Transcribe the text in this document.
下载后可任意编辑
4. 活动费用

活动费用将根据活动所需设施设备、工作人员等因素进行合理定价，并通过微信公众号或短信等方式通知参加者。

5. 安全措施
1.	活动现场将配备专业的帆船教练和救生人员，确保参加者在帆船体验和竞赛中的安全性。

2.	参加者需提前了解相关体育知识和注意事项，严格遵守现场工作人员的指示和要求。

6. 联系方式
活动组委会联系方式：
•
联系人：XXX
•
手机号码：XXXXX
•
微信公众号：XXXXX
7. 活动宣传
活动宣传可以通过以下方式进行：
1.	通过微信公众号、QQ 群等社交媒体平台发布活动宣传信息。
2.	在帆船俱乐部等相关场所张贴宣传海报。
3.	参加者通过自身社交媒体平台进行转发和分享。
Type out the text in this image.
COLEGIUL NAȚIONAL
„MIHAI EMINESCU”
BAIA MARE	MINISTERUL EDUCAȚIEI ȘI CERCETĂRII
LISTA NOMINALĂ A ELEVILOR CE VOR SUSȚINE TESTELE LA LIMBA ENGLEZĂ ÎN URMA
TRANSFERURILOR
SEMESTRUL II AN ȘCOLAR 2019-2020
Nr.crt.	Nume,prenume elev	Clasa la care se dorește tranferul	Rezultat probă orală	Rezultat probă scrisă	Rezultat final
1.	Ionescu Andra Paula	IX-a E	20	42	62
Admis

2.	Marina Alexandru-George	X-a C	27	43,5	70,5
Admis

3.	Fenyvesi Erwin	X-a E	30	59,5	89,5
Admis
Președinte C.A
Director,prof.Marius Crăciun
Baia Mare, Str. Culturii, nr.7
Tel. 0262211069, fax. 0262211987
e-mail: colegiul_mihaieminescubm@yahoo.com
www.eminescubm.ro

*-*-*

_Exercise task_.
Search the entries for "text" and copy out each line that has it.

_Solution to this task_.
Transcribe the text in this document.
Type out the text in this image.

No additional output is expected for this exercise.